▶ _TO DO_:
Print out every record exactly as it appears.

§

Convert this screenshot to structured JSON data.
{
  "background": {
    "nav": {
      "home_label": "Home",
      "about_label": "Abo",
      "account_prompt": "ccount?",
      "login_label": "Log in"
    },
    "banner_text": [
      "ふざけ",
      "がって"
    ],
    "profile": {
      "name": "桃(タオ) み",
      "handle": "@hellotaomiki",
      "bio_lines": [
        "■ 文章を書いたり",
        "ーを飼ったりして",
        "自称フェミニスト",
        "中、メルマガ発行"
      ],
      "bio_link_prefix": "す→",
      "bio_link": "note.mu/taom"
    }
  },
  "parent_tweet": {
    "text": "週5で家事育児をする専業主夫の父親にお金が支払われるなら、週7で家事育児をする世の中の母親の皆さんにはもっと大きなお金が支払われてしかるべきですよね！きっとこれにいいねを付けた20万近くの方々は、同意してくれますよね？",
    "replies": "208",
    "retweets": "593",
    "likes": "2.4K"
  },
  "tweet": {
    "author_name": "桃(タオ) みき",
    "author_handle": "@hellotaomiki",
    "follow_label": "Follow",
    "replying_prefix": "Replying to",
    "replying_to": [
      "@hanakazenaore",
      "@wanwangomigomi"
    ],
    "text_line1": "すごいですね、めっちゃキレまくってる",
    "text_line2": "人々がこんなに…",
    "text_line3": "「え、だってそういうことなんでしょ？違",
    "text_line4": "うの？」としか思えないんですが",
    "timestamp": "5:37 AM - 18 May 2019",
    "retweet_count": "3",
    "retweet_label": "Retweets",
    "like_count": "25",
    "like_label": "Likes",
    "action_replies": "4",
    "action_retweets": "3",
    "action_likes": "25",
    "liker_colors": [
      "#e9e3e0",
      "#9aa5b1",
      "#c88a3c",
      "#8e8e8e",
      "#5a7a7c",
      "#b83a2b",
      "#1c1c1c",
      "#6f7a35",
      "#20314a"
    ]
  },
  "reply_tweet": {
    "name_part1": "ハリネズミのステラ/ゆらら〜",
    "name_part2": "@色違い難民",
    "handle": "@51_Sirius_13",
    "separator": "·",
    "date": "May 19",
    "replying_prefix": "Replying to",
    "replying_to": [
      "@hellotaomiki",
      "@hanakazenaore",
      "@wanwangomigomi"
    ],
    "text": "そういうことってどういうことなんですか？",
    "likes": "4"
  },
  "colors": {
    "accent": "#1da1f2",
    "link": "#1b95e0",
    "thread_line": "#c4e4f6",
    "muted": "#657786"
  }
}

§

▶ _EXERCISE ANSWER_:
Convert this screenshot to structured JSON data.
{
  "background": {
    "nav": {
      "home_label": "Home",
      "about_label": "Abo",
      "account_prompt": "ccount?",
      "login_label": "Log in"
    },
    "banner_text": [
      "ふざけ",
      "がって"
    ],
    "profile": {
      "name": "桃(タオ) み",
      "handle": "@hellotaomiki",
      "bio_lines": [
        "■ 文章を書いたり",
        "ーを飼ったりして",
        "自称フェミニスト",
        "中、メルマガ発行"
      ],
      "bio_link_prefix": "す→",
      "bio_link": "note.mu/taom"
    }
  },
  "parent_tweet": {
    "text": "週5で家事育児をする専業主夫の父親にお金が支払われるなら、週7で家事育児をする世の中の母親の皆さんにはもっと大きなお金が支払われてしかるべきですよね！きっとこれにいいねを付けた20万近くの方々は、同意してくれますよね？",
    "replies": "208",
    "retweets": "593",
    "likes": "2.4K"
  },
  "tweet": {
    "author_name": "桃(タオ) みき",
    "author_handle": "@hellotaomiki",
    "follow_label": "Follow",
    "replying_prefix": "Replying to",
    "replying_to": [
      "@hanakazenaore",
      "@wanwangomigomi"
    ],
    "text_line1": "すごいですね、めっちゃキレまくってる",
    "text_line2": "人々がこんなに…",
    "text_line3": "「え、だってそういうことなんでしょ？違",
    "text_line4": "うの？」としか思えないんですが",
    "timestamp": "5:37 AM - 18 May 2019",
    "retweet_count": "3",
    "retweet_label": "Retweets",
    "like_count": "25",
    "like_label": "Likes",
    "action_replies": "4",
    "action_retweets": "3",
    "action_likes": "25",
    "liker_colors": [
      "#e9e3e0",
      "#9aa5b1",
      "#c88a3c",
      "#8e8e8e",
      "#5a7a7c",
      "#b83a2b",
      "#1c1c1c",
      "#6f7a35",
      "#20314a"
    ]
  },
  "reply_tweet": {
    "name_part1": "ハリネズミのステラ/ゆらら〜",
    "name_part2": "@色違い難民",
    "handle": "@51_Sirius_13",
    "separator": "·",
    "date": "May 19",
    "replying_prefix": "Replying to",
    "replying_to": [
      "@hellotaomiki",
      "@hanakazenaore",
      "@wanwangomigomi"
    ],
    "text": "そういうことってどういうことなんですか？",
    "likes": "4"
  },
  "colors": {
    "accent": "#1da1f2",
    "link": "#1b95e0",
    "thread_line": "#c4e4f6",
    "muted": "#657786"
  }
}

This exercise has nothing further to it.